> _TASK REQUIREMENTS_
Would you set down every entry shown below, precisely as written?

> _RECORDS_
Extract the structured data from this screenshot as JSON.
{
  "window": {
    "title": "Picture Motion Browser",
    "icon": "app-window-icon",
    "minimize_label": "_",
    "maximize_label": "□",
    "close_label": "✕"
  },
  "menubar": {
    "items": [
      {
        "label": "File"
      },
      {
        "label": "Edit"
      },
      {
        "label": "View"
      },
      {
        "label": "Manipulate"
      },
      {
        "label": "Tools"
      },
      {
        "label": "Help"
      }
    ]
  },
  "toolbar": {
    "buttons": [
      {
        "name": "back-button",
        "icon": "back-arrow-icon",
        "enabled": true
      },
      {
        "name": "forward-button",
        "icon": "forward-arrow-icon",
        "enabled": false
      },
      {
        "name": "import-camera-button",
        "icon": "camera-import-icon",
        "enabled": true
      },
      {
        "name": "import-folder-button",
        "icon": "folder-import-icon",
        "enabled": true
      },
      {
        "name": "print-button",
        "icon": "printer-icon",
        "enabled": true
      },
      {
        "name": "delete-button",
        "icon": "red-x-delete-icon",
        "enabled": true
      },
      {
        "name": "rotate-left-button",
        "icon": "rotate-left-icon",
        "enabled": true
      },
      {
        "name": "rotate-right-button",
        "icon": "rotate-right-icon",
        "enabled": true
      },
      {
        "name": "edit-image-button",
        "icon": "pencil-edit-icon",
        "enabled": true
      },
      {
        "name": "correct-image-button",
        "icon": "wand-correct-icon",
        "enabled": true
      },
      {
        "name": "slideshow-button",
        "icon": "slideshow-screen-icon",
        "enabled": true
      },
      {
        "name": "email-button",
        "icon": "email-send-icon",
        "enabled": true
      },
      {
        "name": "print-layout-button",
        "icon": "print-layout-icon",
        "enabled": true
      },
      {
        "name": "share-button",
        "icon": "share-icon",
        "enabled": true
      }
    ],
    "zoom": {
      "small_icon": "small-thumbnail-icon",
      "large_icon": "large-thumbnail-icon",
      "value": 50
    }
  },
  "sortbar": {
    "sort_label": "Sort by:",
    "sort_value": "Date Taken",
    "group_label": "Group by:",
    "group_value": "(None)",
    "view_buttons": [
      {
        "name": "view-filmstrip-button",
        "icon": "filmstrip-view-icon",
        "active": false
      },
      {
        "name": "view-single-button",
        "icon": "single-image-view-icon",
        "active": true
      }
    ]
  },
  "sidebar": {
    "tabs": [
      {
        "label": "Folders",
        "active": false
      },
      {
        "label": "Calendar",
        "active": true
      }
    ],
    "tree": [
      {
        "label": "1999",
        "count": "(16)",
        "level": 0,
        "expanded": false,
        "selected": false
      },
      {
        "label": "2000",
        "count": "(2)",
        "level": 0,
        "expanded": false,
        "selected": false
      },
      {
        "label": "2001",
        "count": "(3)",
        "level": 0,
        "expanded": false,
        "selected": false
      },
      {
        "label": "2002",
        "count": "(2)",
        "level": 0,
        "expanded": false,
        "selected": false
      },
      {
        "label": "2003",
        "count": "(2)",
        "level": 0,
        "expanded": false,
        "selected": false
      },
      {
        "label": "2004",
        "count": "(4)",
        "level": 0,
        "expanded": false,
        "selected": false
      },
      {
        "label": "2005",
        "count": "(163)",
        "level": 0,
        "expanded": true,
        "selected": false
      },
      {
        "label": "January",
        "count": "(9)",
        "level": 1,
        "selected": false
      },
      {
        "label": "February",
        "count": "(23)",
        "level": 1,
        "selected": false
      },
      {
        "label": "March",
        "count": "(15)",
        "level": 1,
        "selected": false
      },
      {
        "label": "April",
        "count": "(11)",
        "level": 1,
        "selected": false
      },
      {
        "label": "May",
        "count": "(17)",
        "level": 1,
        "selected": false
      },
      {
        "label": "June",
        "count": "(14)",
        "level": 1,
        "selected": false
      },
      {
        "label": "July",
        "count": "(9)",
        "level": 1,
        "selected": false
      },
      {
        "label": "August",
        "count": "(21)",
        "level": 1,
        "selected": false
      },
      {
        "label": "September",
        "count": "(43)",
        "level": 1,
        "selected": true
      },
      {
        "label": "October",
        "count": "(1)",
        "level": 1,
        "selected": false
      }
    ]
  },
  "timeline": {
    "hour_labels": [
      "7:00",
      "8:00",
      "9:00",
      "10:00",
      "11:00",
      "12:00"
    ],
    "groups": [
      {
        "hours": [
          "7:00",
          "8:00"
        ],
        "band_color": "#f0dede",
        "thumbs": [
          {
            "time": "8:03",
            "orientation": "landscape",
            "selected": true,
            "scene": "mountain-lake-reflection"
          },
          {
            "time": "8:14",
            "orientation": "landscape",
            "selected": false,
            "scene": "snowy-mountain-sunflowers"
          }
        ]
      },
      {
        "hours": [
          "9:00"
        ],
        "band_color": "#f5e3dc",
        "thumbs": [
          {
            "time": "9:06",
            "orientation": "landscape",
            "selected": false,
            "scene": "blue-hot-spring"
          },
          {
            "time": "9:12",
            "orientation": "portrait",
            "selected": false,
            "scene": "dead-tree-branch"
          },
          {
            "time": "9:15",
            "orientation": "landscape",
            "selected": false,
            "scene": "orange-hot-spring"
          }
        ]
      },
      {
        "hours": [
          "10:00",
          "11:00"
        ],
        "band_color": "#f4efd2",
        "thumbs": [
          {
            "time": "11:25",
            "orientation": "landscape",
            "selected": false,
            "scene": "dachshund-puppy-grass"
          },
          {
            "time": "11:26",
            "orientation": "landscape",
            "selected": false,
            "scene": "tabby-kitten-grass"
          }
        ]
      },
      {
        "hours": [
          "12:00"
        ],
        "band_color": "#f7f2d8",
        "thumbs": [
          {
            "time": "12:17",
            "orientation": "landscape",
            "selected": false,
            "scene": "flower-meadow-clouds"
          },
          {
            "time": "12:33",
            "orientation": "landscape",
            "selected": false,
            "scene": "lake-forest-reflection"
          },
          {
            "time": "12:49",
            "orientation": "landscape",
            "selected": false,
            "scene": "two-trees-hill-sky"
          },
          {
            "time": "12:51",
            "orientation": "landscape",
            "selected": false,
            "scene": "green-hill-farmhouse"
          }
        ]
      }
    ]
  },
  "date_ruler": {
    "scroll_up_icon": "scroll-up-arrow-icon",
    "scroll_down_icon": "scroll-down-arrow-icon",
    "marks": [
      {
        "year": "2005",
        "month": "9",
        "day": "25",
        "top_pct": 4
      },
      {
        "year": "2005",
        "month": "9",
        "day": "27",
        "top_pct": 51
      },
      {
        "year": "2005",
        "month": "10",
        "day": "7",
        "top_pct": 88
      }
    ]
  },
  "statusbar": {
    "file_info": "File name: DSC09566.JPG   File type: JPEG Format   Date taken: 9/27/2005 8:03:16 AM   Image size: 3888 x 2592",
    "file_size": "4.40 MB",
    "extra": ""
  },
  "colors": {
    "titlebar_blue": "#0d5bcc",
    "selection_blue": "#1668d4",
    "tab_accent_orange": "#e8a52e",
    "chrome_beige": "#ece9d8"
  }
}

> _PROBLEM SOLUTION_
Extract the structured data from this screenshot as JSON.
{
  "window": {
    "title": "Picture Motion Browser",
    "icon": "app-window-icon",
    "minimize_label": "_",
    "maximize_label": "□",
    "close_label": "✕"
  },
  "menubar": {
    "items": [
      {
        "label": "File"
      },
      {
        "label": "Edit"
      },
      {
        "label": "View"
      },
      {
        "label": "Manipulate"
      },
      {
        "label": "Tools"
      },
      {
        "label": "Help"
      }
    ]
  },
  "toolbar": {
    "buttons": [
      {
        "name": "back-button",
        "icon": "back-arrow-icon",
        "enabled": true
      },
      {
        "name": "forward-button",
        "icon": "forward-arrow-icon",
        "enabled": false
      },
      {
        "name": "import-camera-button",
        "icon": "camera-import-icon",
        "enabled": true
      },
      {
        "name": "import-folder-button",
        "icon": "folder-import-icon",
        "enabled": true
      },
      {
        "name": "print-button",
        "icon": "printer-icon",
        "enabled": true
      },
      {
        "name": "delete-button",
        "icon": "red-x-delete-icon",
        "enabled": true
      },
      {
        "name": "rotate-left-button",
        "icon": "rotate-left-icon",
        "enabled": true
      },
      {
        "name": "rotate-right-button",
        "icon": "rotate-right-icon",
        "enabled": true
      },
      {
        "name": "edit-image-button",
        "icon": "pencil-edit-icon",
        "enabled": true
      },
      {
        "name": "correct-image-button",
        "icon": "wand-correct-icon",
        "enabled": true
      },
      {
        "name": "slideshow-button",
        "icon": "slideshow-screen-icon",
        "enabled": true
      },
      {
        "name": "email-button",
        "icon": "email-send-icon",
        "enabled": true
      },
      {
        "name": "print-layout-button",
        "icon": "print-layout-icon",
        "enabled": true
      },
      {
        "name": "share-button",
        "icon": "share-icon",
        "enabled": true
      }
    ],
    "zoom": {
      "small_icon": "small-thumbnail-icon",
      "large_icon": "large-thumbnail-icon",
      "value": 50
    }
  },
  "sortbar": {
    "sort_label": "Sort by:",
    "sort_value": "Date Taken",
    "group_label": "Group by:",
    "group_value": "(None)",
    "view_buttons": [
      {
        "name": "view-filmstrip-button",
        "icon": "filmstrip-view-icon",
        "active": false
      },
      {
        "name": "view-single-button",
        "icon": "single-image-view-icon",
        "active": true
      }
    ]
  },
  "sidebar": {
    "tabs": [
      {
        "label": "Folders",
        "active": false
      },
      {
        "label": "Calendar",
        "active": true
      }
    ],
    "tree": [
      {
        "label": "1999",
        "count": "(16)",
        "level": 0,
        "expanded": false,
        "selected": false
      },
      {
        "label": "2000",
        "count": "(2)",
        "level": 0,
        "expanded": false,
        "selected": false
      },
      {
        "label": "2001",
        "count": "(3)",
        "level": 0,
        "expanded": false,
        "selected": false
      },
      {
        "label": "2002",
        "count": "(2)",
        "level": 0,
        "expanded": false,
        "selected": false
      },
      {
        "label": "2003",
        "count": "(2)",
        "level": 0,
        "expanded": false,
        "selected": false
      },
      {
        "label": "2004",
        "count": "(4)",
        "level": 0,
        "expanded": false,
        "selected": false
      },
      {
        "label": "2005",
        "count": "(163)",
        "level": 0,
        "expanded": true,
        "selected": false
      },
      {
        "label": "January",
        "count": "(9)",
        "level": 1,
        "selected": false
      },
      {
        "label": "February",
        "count": "(23)",
        "level": 1,
        "selected": false
      },
      {
        "label": "March",
        "count": "(15)",
        "level": 1,
        "selected": false
      },
      {
        "label": "April",
        "count": "(11)",
        "level": 1,
        "selected": false
      },
      {
        "label": "May",
        "count": "(17)",
        "level": 1,
        "selected": false
      },
      {
        "label": "June",
        "count": "(14)",
        "level": 1,
        "selected": false
      },
      {
        "label": "July",
        "count": "(9)",
        "level": 1,
        "selected": false
      },
      {
        "label": "August",
        "count": "(21)",
        "level": 1,
        "selected": false
      },
      {
        "label": "September",
        "count": "(43)",
        "level": 1,
        "selected": true
      },
      {
        "label": "October",
        "count": "(1)",
        "level": 1,
        "selected": false
      }
    ]
  },
  "timeline": {
    "hour_labels": [
      "7:00",
      "8:00",
      "9:00",
      "10:00",
      "11:00",
      "12:00"
    ],
    "groups": [
      {
        "hours": [
          "7:00",
          "8:00"
        ],
        "band_color": "#f0dede",
        "thumbs": [
          {
            "time": "8:03",
            "orientation": "landscape",
            "selected": true,
            "scene": "mountain-lake-reflection"
          },
          {
            "time": "8:14",
            "orientation": "landscape",
            "selected": false,
            "scene": "snowy-mountain-sunflowers"
          }
        ]
      },
      {
        "hours": [
          "9:00"
        ],
        "band_color": "#f5e3dc",
        "thumbs": [
          {
            "time": "9:06",
            "orientation": "landscape",
            "selected": false,
            "scene": "blue-hot-spring"
          },
          {
            "time": "9:12",
            "orientation": "portrait",
            "selected": false,
            "scene": "dead-tree-branch"
          },
          {
            "time": "9:15",
            "orientation": "landscape",
            "selected": false,
            "scene": "orange-hot-spring"
          }
        ]
      },
      {
        "hours": [
          "10:00",
          "11:00"
        ],
        "band_color": "#f4efd2",
        "thumbs": [
          {
            "time": "11:25",
            "orientation": "landscape",
            "selected": false,
            "scene": "dachshund-puppy-grass"
          },
          {
            "time": "11:26",
            "orientation": "landscape",
            "selected": false,
            "scene": "tabby-kitten-grass"
          }
        ]
      },
      {
        "hours": [
          "12:00"
        ],
        "band_color": "#f7f2d8",
        "thumbs": [
          {
            "time": "12:17",
            "orientation": "landscape",
            "selected": false,
            "scene": "flower-meadow-clouds"
          },
          {
            "time": "12:33",
            "orientation": "landscape",
            "selected": false,
            "scene": "lake-forest-reflection"
          },
          {
            "time": "12:49",
            "orientation": "landscape",
            "selected": false,
            "scene": "two-trees-hill-sky"
          },
          {
            "time": "12:51",
            "orientation": "landscape",
            "selected": false,
            "scene": "green-hill-farmhouse"
          }
        ]
      }
    ]
  },
  "date_ruler": {
    "scroll_up_icon": "scroll-up-arrow-icon",
    "scroll_down_icon": "scroll-down-arrow-icon",
    "marks": [
      {
        "year": "2005",
        "month": "9",
        "day": "25",
        "top_pct": 4
      },
      {
        "year": "2005",
        "month": "9",
        "day": "27",
        "top_pct": 51
      },
      {
        "year": "2005",
        "month": "10",
        "day": "7",
        "top_pct": 88
      }
    ]
  },
  "statusbar": {
    "file_info": "File name: DSC09566.JPG   File type: JPEG Format   Date taken: 9/27/2005 8:03:16 AM   Image size: 3888 x 2592",
    "file_size": "4.40 MB",
    "extra": ""
  },
  "colors": {
    "titlebar_blue": "#0d5bcc",
    "selection_blue": "#1668d4",
    "tab_accent_orange": "#e8a52e",
    "chrome_beige": "#ece9d8"
  }
}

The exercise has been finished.